Streamlight Sidewinder Compact


looks nice


----------



## Ajay (Oct 5, 2009)

roadie said:


> how about this one here ?
> 
> Streamlight Sidewinder Compact
> 
> ...



Thanks Roadie but it's still not as small as a Zebra. I will just wait and see if some competition comes up in the near future or the new Zebras send the price of the old ones down some more.

I am still in shock that in a flashlight world with so many clones out there the zebralight still remains unique.


----------



## SFG2Lman (Oct 5, 2009)

george is a very smart guy and he found a good niche in a crowded arena, its going to take time for people to clone it, and i don't know if the zebralight customers would accept it, and its really not overpriced, all things considered, they are prolly still working on how the heck he crammed all those electronics into that small of an area


----------



## Andy80F (Oct 6, 2009)

What about the *Pentagonlight Molle*. Seems to be listed as discontinued but still stocked at some dealers. Only 40 Lumens output and just a bit bigger then the ZL but the nearest thing I could find as a ZL competeator. But I got an H501 anyway.

Andy


----------



## roadie (Oct 6, 2009)
___
PROBLEM 1
Render the listing as a Markdown table with the columns "Row" and "Entry," leaving out blank lines. Begin at the line that contains "axis [70,110,216,146]" and stop after the line that contains "pattern-code: adda [161,297,180,306]".
___
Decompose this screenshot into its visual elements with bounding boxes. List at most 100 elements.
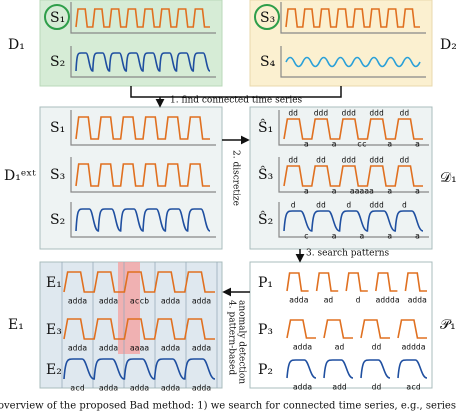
axis [70,110,216,146]
symbol-label: ddd [369,201,384,210]
pattern-code: adda [99,384,118,393]
pattern-code: acd [70,384,85,393]
step-label: 1. find connected time series [170,96,303,106]
pattern-code: adda [289,296,308,305]
d1-box [39,0,223,87]
symbol-label: ddd [314,109,329,118]
time-series [360,359,391,379]
pattern-code: acd [406,383,421,392]
pattern-code: adda [68,344,87,353]
group-label: 𝒟₁ [440,170,457,186]
symbol-label: a [387,187,392,196]
time-series [75,8,210,28]
pattern-code: add [332,383,347,392]
axis [278,202,429,238]
symbol-label: ddd [342,156,357,165]
pattern-code: addda [376,296,400,305]
axis [70,2,216,34]
time-series [63,358,216,380]
time-series [375,272,398,292]
pattern-code: adda [192,297,211,306]
symbol-label: a [304,187,309,196]
step-label: 3. search patterns [306,249,390,259]
step-label: 4. pattern-based [227,300,237,375]
symbol-label: cc [357,140,367,149]
caption: overview of the proposed Bad method: 1) … [0,401,456,412]
pattern-code: adda [99,344,118,353]
dext-box [39,106,223,250]
series-label: Ŝ₁ [258,118,273,136]
time-series [285,56,421,68]
pattern-code: adda [161,297,180,306]
pattern-code: adda [408,296,427,305]
series-label: P₁ [258,275,273,291]
series-label: S₃ [50,167,65,183]
symbol-label: dd [288,109,298,118]
axis [280,2,426,34]
time-series [315,272,339,292]
time-series [397,359,428,379]
symbol-label: a [415,232,420,241]
time-series [286,359,317,379]
time-series [63,318,215,340]
pattern-code: adda [130,384,149,393]
axis [70,46,216,78]
series-label: S₄ [260,54,276,70]
pattern-code: aaaa [130,344,149,353]
highlight-circle [44,4,70,30]
axis [278,110,429,146]
symbol-label: aaaaa [350,187,374,196]
time-series [75,208,211,232]
pattern-code: adda [161,344,180,353]
series-label: E₃ [46,322,62,338]
time-series [360,319,390,339]
pattern-code: ad [324,296,334,305]
axis [70,157,216,193]
symbol-label: a [387,140,392,149]
symbol-label: a [359,232,364,241]
symbol-label: dd [400,156,410,165]
symbol-label: d [402,201,407,210]
symbol-label: a [387,232,392,241]
series-label: E₂ [46,362,62,378]
series-label: P₂ [258,362,273,378]
symbol-label: a [332,140,337,149]
axis [280,46,426,78]
series-label: S₁ [50,120,65,136]
pattern-code: adda [293,343,312,352]
time-series [75,52,211,72]
group-label: 𝒫₁ [440,317,456,333]
series-label: Ŝ₂ [258,210,273,228]
pattern-code: adda [192,344,211,353]
symbol-label: dd [316,156,326,165]
symbol-label: d [291,201,296,210]
symbol-label: dd [316,201,326,210]
step-label: anomaly detection [237,300,247,384]
symbol-label: a [415,140,420,149]
time-series [283,165,423,187]
time-series [75,116,210,140]
series-label: E₁ [46,275,62,291]
pattern-code: dd [372,383,382,392]
series-label: S₁ [50,10,65,26]
time-series [286,272,309,292]
time-series [63,271,215,293]
symbol-label: a [304,140,309,149]
pattern-code: adda [68,297,87,306]
symbol-label: d [346,201,351,210]
time-series [285,8,420,28]
axis [70,202,216,238]
pattern-code: ad [335,343,345,352]
time-series [404,272,427,292]
pattern-code: d [356,296,361,305]
symbol-label: dd [288,156,298,165]
series-label: S₃ [260,10,275,26]
series-label: S₂ [50,212,65,228]
pattern-code: adda [99,297,118,306]
group-label: D₁ᵉˣᵗ [4,168,36,184]
group-label: D₂ [440,37,457,53]
pattern-code: adda [161,384,180,393]
symbol-label: a [415,187,420,196]
axis [278,157,429,193]
time-series [323,359,354,379]
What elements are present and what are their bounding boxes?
___
PROBLEM 2
Return the flashlight forum thread in full, unchanged.

WORKED SOLUTION 1
| Row | Entry |
|---|---|
| 1 | axis [70,110,216,146] |
| 2 | symbol-label: ddd [369,201,384,210] |
| 3 | pattern-code: adda [99,384,118,393] |
| 4 | pattern-code: acd [70,384,85,393] |
| 5 | step-label: 1. find connected time series [170,96,303,106] |
| 6 | pattern-code: adda [289,296,308,305] |
| 7 | d1-box [39,0,223,87] |
| 8 | symbol-label: ddd [314,109,329,118] |
| 9 | time-series [360,359,391,379] |
| 10 | pattern-code: acd [406,383,421,392] |
| 11 | pattern-code: adda [68,344,87,353] |
| 12 | group-label: 𝒟₁ [440,170,457,186] |
| 13 | symbol-label: a [387,187,392,196] |
| 14 | time-series [75,8,210,28] |
| 15 | pattern-code: add [332,383,347,392] |
| 16 | axis [278,202,429,238] |
| 17 | symbol-label: ddd [342,156,357,165] |
| 18 | pattern-code: addda [376,296,400,305] |
| 19 | axis [70,2,216,34] |
| 20 | time-series [63,358,216,380] |
| 21 | time-series [375,272,398,292] |
| 22 | pattern-code: adda [192,297,211,306] |
| 23 | symbol-label: a [304,187,309,196] |
| 24 | step-label: 3. search patterns [306,249,390,259] |
| 25 | step-label: 4. pattern-based [227,300,237,375] |
| 26 | symbol-label: cc [357,140,367,149] |
| 27 | caption: overview of the proposed Bad method: 1) … [0,401,456,412] |
| 28 | pattern-code: adda [99,344,118,353] |
| 29 | dext-box [39,106,223,250] |
| 30 | series-label: Ŝ₁ [258,118,273,136] |
| 31 | time-series [285,56,421,68] |
| 32 | pattern-code: adda [161,297,180,306] |

WORKED SOLUTION 2
Streamlight Sidewinder Compact


looks nice


----------



## Ajay (Oct 5, 2009)

roadie said:


> how about this one here ?
> 
> Streamlight Sidewinder Compact
> 
> ...



Thanks Roadie but it's still not as small as a Zebra. I will just wait and see if some competition comes up in the near future or the new Zebras send the price of the old ones down some more.

I am still in shock that in a flashlight world with so many clones out there the zebralight still remains unique.


----------



## SFG2Lman (Oct 5, 2009)

george is a very smart guy and he found a good niche in a crowded arena, its going to take time for people to clone it, and i don't know if the zebralight customers would accept it, and its really not overpriced, all things considered, they are prolly still working on how the heck he crammed all those electronics into that small of an area


----------



## Andy80F (Oct 6, 2009)

What about the *Pentagonlight Molle*. Seems to be listed as discontinued but still stocked at some dealers. Only 40 Lumens output and just a bit bigger then the ZL but the nearest thing I could find as a ZL competeator. But I got an H501 anyway.

Andy


----------



## roadie (Oct 6, 2009)